__REQUIRED TASK__: Each of the entries should be retyped precisely as it appears.

__PROVIDED MATERIAL__:
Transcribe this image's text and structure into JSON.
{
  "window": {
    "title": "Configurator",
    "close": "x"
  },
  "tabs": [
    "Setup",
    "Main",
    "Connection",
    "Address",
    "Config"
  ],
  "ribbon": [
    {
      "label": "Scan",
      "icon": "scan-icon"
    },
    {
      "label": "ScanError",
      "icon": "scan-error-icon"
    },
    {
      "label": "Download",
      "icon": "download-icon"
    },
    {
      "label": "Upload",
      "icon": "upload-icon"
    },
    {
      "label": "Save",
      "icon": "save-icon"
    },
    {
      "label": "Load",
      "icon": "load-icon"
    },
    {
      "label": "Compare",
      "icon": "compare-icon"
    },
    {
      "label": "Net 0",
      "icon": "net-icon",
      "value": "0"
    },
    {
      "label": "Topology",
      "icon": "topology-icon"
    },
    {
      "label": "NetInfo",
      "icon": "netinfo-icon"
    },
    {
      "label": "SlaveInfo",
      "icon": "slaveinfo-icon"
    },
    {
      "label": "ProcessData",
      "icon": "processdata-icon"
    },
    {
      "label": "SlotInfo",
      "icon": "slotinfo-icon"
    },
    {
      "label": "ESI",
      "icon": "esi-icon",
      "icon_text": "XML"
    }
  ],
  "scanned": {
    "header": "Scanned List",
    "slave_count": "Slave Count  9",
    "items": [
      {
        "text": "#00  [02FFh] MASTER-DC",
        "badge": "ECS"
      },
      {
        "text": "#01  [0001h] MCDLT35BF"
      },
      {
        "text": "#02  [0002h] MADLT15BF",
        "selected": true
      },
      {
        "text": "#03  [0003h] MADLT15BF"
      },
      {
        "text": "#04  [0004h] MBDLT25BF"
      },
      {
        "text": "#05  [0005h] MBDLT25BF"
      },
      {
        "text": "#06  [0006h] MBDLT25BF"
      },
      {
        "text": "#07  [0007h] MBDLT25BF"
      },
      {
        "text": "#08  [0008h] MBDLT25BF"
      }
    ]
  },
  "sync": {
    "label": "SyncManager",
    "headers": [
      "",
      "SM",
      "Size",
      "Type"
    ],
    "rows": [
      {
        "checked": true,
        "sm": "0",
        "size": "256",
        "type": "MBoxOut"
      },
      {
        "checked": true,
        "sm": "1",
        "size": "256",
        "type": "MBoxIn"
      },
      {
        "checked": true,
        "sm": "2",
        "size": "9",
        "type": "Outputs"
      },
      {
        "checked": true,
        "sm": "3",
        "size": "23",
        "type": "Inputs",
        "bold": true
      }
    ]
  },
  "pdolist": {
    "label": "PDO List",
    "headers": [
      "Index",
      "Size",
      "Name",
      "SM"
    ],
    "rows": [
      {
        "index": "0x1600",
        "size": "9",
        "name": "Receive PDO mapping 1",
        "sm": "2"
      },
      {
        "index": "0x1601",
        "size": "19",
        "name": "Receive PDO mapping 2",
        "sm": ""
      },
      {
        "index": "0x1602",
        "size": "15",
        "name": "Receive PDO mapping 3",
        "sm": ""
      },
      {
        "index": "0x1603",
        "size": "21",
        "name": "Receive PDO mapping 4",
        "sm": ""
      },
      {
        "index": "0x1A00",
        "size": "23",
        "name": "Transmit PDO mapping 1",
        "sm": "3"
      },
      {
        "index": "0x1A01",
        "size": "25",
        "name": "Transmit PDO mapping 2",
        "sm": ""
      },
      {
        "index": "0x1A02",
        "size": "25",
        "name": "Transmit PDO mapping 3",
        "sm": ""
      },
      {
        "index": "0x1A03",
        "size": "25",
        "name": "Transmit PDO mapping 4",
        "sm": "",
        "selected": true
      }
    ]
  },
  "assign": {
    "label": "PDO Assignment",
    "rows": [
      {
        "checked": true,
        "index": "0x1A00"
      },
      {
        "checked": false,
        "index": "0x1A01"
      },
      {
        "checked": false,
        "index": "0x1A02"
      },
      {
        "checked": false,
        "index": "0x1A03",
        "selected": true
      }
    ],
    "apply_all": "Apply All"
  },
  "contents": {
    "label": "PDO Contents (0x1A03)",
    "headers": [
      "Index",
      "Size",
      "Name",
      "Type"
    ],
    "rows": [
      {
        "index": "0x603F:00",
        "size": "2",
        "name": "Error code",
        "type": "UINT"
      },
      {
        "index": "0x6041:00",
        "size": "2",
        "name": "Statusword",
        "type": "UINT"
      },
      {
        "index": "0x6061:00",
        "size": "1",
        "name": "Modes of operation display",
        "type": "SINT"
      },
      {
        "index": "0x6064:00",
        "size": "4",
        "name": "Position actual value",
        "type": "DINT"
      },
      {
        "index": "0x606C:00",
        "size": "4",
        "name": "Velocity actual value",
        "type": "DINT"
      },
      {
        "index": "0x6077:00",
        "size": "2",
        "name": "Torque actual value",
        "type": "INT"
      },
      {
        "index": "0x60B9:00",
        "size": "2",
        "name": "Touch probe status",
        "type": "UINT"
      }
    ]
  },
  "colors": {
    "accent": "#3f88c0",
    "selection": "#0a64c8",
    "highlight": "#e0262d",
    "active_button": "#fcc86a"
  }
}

__WRITTEN RESPONSE__:
Transcribe this image's text and structure into JSON.
{
  "window": {
    "title": "Configurator",
    "close": "x"
  },
  "tabs": [
    "Setup",
    "Main",
    "Connection",
    "Address",
    "Config"
  ],
  "ribbon": [
    {
      "label": "Scan",
      "icon": "scan-icon"
    },
    {
      "label": "ScanError",
      "icon": "scan-error-icon"
    },
    {
      "label": "Download",
      "icon": "download-icon"
    },
    {
      "label": "Upload",
      "icon": "upload-icon"
    },
    {
      "label": "Save",
      "icon": "save-icon"
    },
    {
      "label": "Load",
      "icon": "load-icon"
    },
    {
      "label": "Compare",
      "icon": "compare-icon"
    },
    {
      "label": "Net 0",
      "icon": "net-icon",
      "value": "0"
    },
    {
      "label": "Topology",
      "icon": "topology-icon"
    },
    {
      "label": "NetInfo",
      "icon": "netinfo-icon"
    },
    {
      "label": "SlaveInfo",
      "icon": "slaveinfo-icon"
    },
    {
      "label": "ProcessData",
      "icon": "processdata-icon"
    },
    {
      "label": "SlotInfo",
      "icon": "slotinfo-icon"
    },
    {
      "label": "ESI",
      "icon": "esi-icon",
      "icon_text": "XML"
    }
  ],
  "scanned": {
    "header": "Scanned List",
    "slave_count": "Slave Count  9",
    "items": [
      {
        "text": "#00  [02FFh] MASTER-DC",
        "badge": "ECS"
      },
      {
        "text": "#01  [0001h] MCDLT35BF"
      },
      {
        "text": "#02  [0002h] MADLT15BF",
        "selected": true
      },
      {
        "text": "#03  [0003h] MADLT15BF"
      },
      {
        "text": "#04  [0004h] MBDLT25BF"
      },
      {
        "text": "#05  [0005h] MBDLT25BF"
      },
      {
        "text": "#06  [0006h] MBDLT25BF"
      },
      {
        "text": "#07  [0007h] MBDLT25BF"
      },
      {
        "text": "#08  [0008h] MBDLT25BF"
      }
    ]
  },
  "sync": {
    "label": "SyncManager",
    "headers": [
      "",
      "SM",
      "Size",
      "Type"
    ],
    "rows": [
      {
        "checked": true,
        "sm": "0",
        "size": "256",
        "type": "MBoxOut"
      },
      {
        "checked": true,
        "sm": "1",
        "size": "256",
        "type": "MBoxIn"
      },
      {
        "checked": true,
        "sm": "2",
        "size": "9",
        "type": "Outputs"
      },
      {
        "checked": true,
        "sm": "3",
        "size": "23",
        "type": "Inputs",
        "bold": true
      }
    ]
  },
  "pdolist": {
    "label": "PDO List",
    "headers": [
      "Index",
      "Size",
      "Name",
      "SM"
    ],
    "rows": [
      {
        "index": "0x1600",
        "size": "9",
        "name": "Receive PDO mapping 1",
        "sm": "2"
      },
      {
        "index": "0x1601",
        "size": "19",
        "name": "Receive PDO mapping 2",
        "sm": ""
      },
      {
        "index": "0x1602",
        "size": "15",
        "name": "Receive PDO mapping 3",
        "sm": ""
      },
      {
        "index": "0x1603",
        "size": "21",
        "name": "Receive PDO mapping 4",
        "sm": ""
      },
      {
        "index": "0x1A00",
        "size": "23",
        "name": "Transmit PDO mapping 1",
        "sm": "3"
      },
      {
        "index": "0x1A01",
        "size": "25",
        "name": "Transmit PDO mapping 2",
        "sm": ""
      },
      {
        "index": "0x1A02",
        "size": "25",
        "name": "Transmit PDO mapping 3",
        "sm": ""
      },
      {
        "index": "0x1A03",
        "size": "25",
        "name": "Transmit PDO mapping 4",
        "sm": "",
        "selected": true
      }
    ]
  },
  "assign": {
    "label": "PDO Assignment",
    "rows": [
      {
        "checked": true,
        "index": "0x1A00"
      },
      {
        "checked": false,
        "index": "0x1A01"
      },
      {
        "checked": false,
        "index": "0x1A02"
      },
      {
        "checked": false,
        "index": "0x1A03",
        "selected": true
      }
    ],
    "apply_all": "Apply All"
  },
  "contents": {
    "label": "PDO Contents (0x1A03)",
    "headers": [
      "Index",
      "Size",
      "Name",
      "Type"
    ],
    "rows": [
      {
        "index": "0x603F:00",
        "size": "2",
        "name": "Error code",
        "type": "UINT"
      },
      {
        "index": "0x6041:00",
        "size": "2",
        "name": "Statusword",
        "type": "UINT"
      },
      {
        "index": "0x6061:00",
        "size": "1",
        "name": "Modes of operation display",
        "type": "SINT"
      },
      {
        "index": "0x6064:00",
        "size": "4",
        "name": "Position actual value",
        "type": "DINT"
      },
      {
        "index": "0x606C:00",
        "size": "4",
        "name": "Velocity actual value",
        "type": "DINT"
      },
      {
        "index": "0x6077:00",
        "size": "2",
        "name": "Torque actual value",
        "type": "INT"
      },
      {
        "index": "0x60B9:00",
        "size": "2",
        "name": "Touch probe status",
        "type": "UINT"
      }
    ]
  },
  "colors": {
    "accent": "#3f88c0",
    "selection": "#0a64c8",
    "highlight": "#e0262d",
    "active_button": "#fcc86a"
  }
}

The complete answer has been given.